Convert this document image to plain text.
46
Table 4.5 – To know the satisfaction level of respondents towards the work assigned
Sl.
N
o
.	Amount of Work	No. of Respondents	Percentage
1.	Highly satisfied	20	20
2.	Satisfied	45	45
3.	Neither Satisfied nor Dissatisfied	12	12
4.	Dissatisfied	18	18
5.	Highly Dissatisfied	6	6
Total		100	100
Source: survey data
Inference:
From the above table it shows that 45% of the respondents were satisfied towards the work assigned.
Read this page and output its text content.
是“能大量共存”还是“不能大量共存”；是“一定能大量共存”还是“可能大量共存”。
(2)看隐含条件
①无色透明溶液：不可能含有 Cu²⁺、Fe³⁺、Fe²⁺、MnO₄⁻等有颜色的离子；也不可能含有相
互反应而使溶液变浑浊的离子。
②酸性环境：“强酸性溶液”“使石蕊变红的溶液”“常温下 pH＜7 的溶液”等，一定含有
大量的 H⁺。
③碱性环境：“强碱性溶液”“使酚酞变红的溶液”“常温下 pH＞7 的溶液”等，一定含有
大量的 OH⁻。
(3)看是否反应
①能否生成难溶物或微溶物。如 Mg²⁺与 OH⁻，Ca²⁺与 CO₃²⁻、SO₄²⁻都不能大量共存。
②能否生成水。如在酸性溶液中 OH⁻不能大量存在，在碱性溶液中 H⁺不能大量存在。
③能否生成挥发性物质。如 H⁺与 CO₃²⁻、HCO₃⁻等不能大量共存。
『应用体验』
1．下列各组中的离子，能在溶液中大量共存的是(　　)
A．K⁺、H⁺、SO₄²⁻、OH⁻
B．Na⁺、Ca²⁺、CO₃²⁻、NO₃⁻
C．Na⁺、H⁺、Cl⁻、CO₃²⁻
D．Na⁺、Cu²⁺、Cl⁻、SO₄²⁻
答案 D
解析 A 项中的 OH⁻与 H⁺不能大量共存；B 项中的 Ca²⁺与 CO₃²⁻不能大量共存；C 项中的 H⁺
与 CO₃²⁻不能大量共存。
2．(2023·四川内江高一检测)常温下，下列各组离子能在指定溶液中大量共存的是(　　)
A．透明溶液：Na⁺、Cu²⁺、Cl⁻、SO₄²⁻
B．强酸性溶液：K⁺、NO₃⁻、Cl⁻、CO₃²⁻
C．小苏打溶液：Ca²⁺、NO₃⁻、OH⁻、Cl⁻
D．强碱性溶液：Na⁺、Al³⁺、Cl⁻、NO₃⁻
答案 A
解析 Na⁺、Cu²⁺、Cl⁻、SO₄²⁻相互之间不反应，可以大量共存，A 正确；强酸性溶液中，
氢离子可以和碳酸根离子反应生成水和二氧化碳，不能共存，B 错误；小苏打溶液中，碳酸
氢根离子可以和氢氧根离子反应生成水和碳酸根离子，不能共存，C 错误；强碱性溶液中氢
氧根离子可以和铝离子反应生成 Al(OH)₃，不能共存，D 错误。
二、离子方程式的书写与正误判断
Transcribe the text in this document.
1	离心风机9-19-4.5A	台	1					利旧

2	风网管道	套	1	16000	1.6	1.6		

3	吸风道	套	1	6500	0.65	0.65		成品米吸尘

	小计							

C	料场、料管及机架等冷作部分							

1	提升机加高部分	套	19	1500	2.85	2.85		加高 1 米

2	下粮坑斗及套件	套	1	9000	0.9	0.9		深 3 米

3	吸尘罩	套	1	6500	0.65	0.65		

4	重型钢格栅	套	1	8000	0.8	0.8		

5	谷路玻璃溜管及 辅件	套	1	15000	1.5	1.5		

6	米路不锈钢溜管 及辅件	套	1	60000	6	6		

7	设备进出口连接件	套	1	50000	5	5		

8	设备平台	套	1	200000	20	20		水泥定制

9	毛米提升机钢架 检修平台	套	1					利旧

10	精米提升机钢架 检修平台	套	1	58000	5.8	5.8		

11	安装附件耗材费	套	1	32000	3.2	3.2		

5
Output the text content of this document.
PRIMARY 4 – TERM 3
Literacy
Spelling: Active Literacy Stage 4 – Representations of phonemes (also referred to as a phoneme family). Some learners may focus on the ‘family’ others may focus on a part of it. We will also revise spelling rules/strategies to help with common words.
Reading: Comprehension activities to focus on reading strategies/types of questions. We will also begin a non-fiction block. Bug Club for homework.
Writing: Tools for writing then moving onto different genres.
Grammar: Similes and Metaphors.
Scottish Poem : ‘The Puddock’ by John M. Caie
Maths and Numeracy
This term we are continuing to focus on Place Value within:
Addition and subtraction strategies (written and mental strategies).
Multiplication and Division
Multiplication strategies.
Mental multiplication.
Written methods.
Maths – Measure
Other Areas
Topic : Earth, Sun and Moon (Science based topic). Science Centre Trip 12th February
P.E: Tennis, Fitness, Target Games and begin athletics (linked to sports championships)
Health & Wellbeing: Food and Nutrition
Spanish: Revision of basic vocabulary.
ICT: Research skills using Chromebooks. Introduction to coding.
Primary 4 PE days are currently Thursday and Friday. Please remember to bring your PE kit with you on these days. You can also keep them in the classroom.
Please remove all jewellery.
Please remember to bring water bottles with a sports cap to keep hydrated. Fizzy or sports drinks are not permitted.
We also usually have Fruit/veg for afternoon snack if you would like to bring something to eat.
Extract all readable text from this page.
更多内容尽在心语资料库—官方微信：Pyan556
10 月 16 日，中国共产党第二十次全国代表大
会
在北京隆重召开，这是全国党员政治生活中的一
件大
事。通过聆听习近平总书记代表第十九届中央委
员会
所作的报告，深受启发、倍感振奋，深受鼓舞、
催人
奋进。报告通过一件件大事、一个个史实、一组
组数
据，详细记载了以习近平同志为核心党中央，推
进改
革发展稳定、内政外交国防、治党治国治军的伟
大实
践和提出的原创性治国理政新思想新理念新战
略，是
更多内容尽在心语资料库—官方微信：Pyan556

-=-=-=-=-

=== Your objective ===
Emit the records above again, exactly, with no line skipped.

=== Output of the task ===
Convert this document image to plain text.
46
Table 4.5 – To know the satisfaction level of respondents towards the work assigned
Sl.
N
o
.	Amount of Work	No. of Respondents	Percentage
1.	Highly satisfied	20	20
2.	Satisfied	45	45
3.	Neither Satisfied nor Dissatisfied	12	12
4.	Dissatisfied	18	18
5.	Highly Dissatisfied	6	6
Total		100	100
Source: survey data
Inference:
From the above table it shows that 45% of the respondents were satisfied towards the work assigned.
Read this page and output its text content.
是“能大量共存”还是“不能大量共存”；是“一定能大量共存”还是“可能大量共存”。
(2)看隐含条件
①无色透明溶液：不可能含有 Cu²⁺、Fe³⁺、Fe²⁺、MnO₄⁻等有颜色的离子；也不可能含有相
互反应而使溶液变浑浊的离子。
②酸性环境：“强酸性溶液”“使石蕊变红的溶液”“常温下 pH＜7 的溶液”等，一定含有
大量的 H⁺。
③碱性环境：“强碱性溶液”“使酚酞变红的溶液”“常温下 pH＞7 的溶液”等，一定含有
大量的 OH⁻。
(3)看是否反应
①能否生成难溶物或微溶物。如 Mg²⁺与 OH⁻，Ca²⁺与 CO₃²⁻、SO₄²⁻都不能大量共存。
②能否生成水。如在酸性溶液中 OH⁻不能大量存在，在碱性溶液中 H⁺不能大量存在。
③能否生成挥发性物质。如 H⁺与 CO₃²⁻、HCO₃⁻等不能大量共存。
『应用体验』
1．下列各组中的离子，能在溶液中大量共存的是(　　)
A．K⁺、H⁺、SO₄²⁻、OH⁻
B．Na⁺、Ca²⁺、CO₃²⁻、NO₃⁻
C．Na⁺、H⁺、Cl⁻、CO₃²⁻
D．Na⁺、Cu²⁺、Cl⁻、SO₄²⁻
答案 D
解析 A 项中的 OH⁻与 H⁺不能大量共存；B 项中的 Ca²⁺与 CO₃²⁻不能大量共存；C 项中的 H⁺
与 CO₃²⁻不能大量共存。
2．(2023·四川内江高一检测)常温下，下列各组离子能在指定溶液中大量共存的是(　　)
A．透明溶液：Na⁺、Cu²⁺、Cl⁻、SO₄²⁻
B．强酸性溶液：K⁺、NO₃⁻、Cl⁻、CO₃²⁻
C．小苏打溶液：Ca²⁺、NO₃⁻、OH⁻、Cl⁻
D．强碱性溶液：Na⁺、Al³⁺、Cl⁻、NO₃⁻
答案 A
解析 Na⁺、Cu²⁺、Cl⁻、SO₄²⁻相互之间不反应，可以大量共存，A 正确；强酸性溶液中，
氢离子可以和碳酸根离子反应生成水和二氧化碳，不能共存，B 错误；小苏打溶液中，碳酸
氢根离子可以和氢氧根离子反应生成水和碳酸根离子，不能共存，C 错误；强碱性溶液中氢
氧根离子可以和铝离子反应生成 Al(OH)₃，不能共存，D 错误。
二、离子方程式的书写与正误判断
Transcribe the text in this document.
1	离心风机9-19-4.5A	台	1					利旧

2	风网管道	套	1	16000	1.6	1.6		

3	吸风道	套	1	6500	0.65	0.65		成品米吸尘

	小计							

C	料场、料管及机架等冷作部分							

1	提升机加高部分	套	19	1500	2.85	2.85		加高 1 米

2	下粮坑斗及套件	套	1	9000	0.9	0.9		深 3 米

3	吸尘罩	套	1	6500	0.65	0.65		

4	重型钢格栅	套	1	8000	0.8	0.8		

5	谷路玻璃溜管及 辅件	套	1	15000	1.5	1.5		

6	米路不锈钢溜管 及辅件	套	1	60000	6	6		

7	设备进出口连接件	套	1	50000	5	5		

8	设备平台	套	1	200000	20	20		水泥定制

9	毛米提升机钢架 检修平台	套	1					利旧

10	精米提升机钢架 检修平台	套	1	58000	5.8	5.8		

11	安装附件耗材费	套	1	32000	3.2	3.2		

5
Output the text content of this document.
PRIMARY 4 – TERM 3
Literacy
Spelling: Active Literacy Stage 4 – Representations of phonemes (also referred to as a phoneme family). Some learners may focus on the ‘family’ others may focus on a part of it. We will also revise spelling rules/strategies to help with common words.
Reading: Comprehension activities to focus on reading strategies/types of questions. We will also begin a non-fiction block. Bug Club for homework.
Writing: Tools for writing then moving onto different genres.
Grammar: Similes and Metaphors.
Scottish Poem : ‘The Puddock’ by John M. Caie
Maths and Numeracy
This term we are continuing to focus on Place Value within:
Addition and subtraction strategies (written and mental strategies).
Multiplication and Division
Multiplication strategies.
Mental multiplication.
Written methods.
Maths – Measure
Other Areas
Topic : Earth, Sun and Moon (Science based topic). Science Centre Trip 12th February
P.E: Tennis, Fitness, Target Games and begin athletics (linked to sports championships)
Health & Wellbeing: Food and Nutrition
Spanish: Revision of basic vocabulary.
ICT: Research skills using Chromebooks. Introduction to coding.
Primary 4 PE days are currently Thursday and Friday. Please remember to bring your PE kit with you on these days. You can also keep them in the classroom.
Please remove all jewellery.
Please remember to bring water bottles with a sports cap to keep hydrated. Fizzy or sports drinks are not permitted.
We also usually have Fruit/veg for afternoon snack if you would like to bring something to eat.
Extract all readable text from this page.
更多内容尽在心语资料库—官方微信：Pyan556
10 月 16 日，中国共产党第二十次全国代表大
会
在北京隆重召开，这是全国党员政治生活中的一
件大
事。通过聆听习近平总书记代表第十九届中央委
员会
所作的报告，深受启发、倍感振奋，深受鼓舞、
催人
奋进。报告通过一件件大事、一个个史实、一组
组数
据，详细记载了以习近平同志为核心党中央，推
进改
革发展稳定、内政外交国防、治党治国治军的伟
大实
践和提出的原创性治国理政新思想新理念新战
略，是
更多内容尽在心语资料库—官方微信：Pyan556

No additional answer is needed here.